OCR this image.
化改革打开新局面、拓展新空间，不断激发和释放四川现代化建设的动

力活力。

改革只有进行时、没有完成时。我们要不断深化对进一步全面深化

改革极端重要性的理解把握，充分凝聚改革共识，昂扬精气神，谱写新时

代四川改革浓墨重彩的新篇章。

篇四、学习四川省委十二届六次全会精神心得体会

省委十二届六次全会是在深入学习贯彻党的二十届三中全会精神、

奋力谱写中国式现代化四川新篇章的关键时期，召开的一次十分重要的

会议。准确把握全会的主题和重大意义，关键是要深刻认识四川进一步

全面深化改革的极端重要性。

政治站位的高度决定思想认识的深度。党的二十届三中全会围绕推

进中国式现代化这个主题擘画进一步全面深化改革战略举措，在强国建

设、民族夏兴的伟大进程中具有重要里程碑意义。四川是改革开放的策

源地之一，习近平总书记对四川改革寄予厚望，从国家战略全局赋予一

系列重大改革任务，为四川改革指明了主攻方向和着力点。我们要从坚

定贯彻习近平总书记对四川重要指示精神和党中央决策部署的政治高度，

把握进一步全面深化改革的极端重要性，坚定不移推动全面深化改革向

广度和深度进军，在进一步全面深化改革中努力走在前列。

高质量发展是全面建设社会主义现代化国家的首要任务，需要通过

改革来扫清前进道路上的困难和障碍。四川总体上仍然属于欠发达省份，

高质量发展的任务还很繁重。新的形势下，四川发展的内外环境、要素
----------
** WHAT THE EXERCISE ASKS **
Transcribe the data. Leave every line exactly as it is.

** FULL RESPONSE **
OCR this image.
化改革打开新局面、拓展新空间，不断激发和释放四川现代化建设的动

力活力。

改革只有进行时、没有完成时。我们要不断深化对进一步全面深化

改革极端重要性的理解把握，充分凝聚改革共识，昂扬精气神，谱写新时

代四川改革浓墨重彩的新篇章。

篇四、学习四川省委十二届六次全会精神心得体会

省委十二届六次全会是在深入学习贯彻党的二十届三中全会精神、

奋力谱写中国式现代化四川新篇章的关键时期，召开的一次十分重要的

会议。准确把握全会的主题和重大意义，关键是要深刻认识四川进一步

全面深化改革的极端重要性。

政治站位的高度决定思想认识的深度。党的二十届三中全会围绕推

进中国式现代化这个主题擘画进一步全面深化改革战略举措，在强国建

设、民族夏兴的伟大进程中具有重要里程碑意义。四川是改革开放的策

源地之一，习近平总书记对四川改革寄予厚望，从国家战略全局赋予一

系列重大改革任务，为四川改革指明了主攻方向和着力点。我们要从坚

定贯彻习近平总书记对四川重要指示精神和党中央决策部署的政治高度，

把握进一步全面深化改革的极端重要性，坚定不移推动全面深化改革向

广度和深度进军，在进一步全面深化改革中努力走在前列。

高质量发展是全面建设社会主义现代化国家的首要任务，需要通过

改革来扫清前进道路上的困难和障碍。四川总体上仍然属于欠发达省份，

高质量发展的任务还很繁重。新的形势下，四川发展的内外环境、要素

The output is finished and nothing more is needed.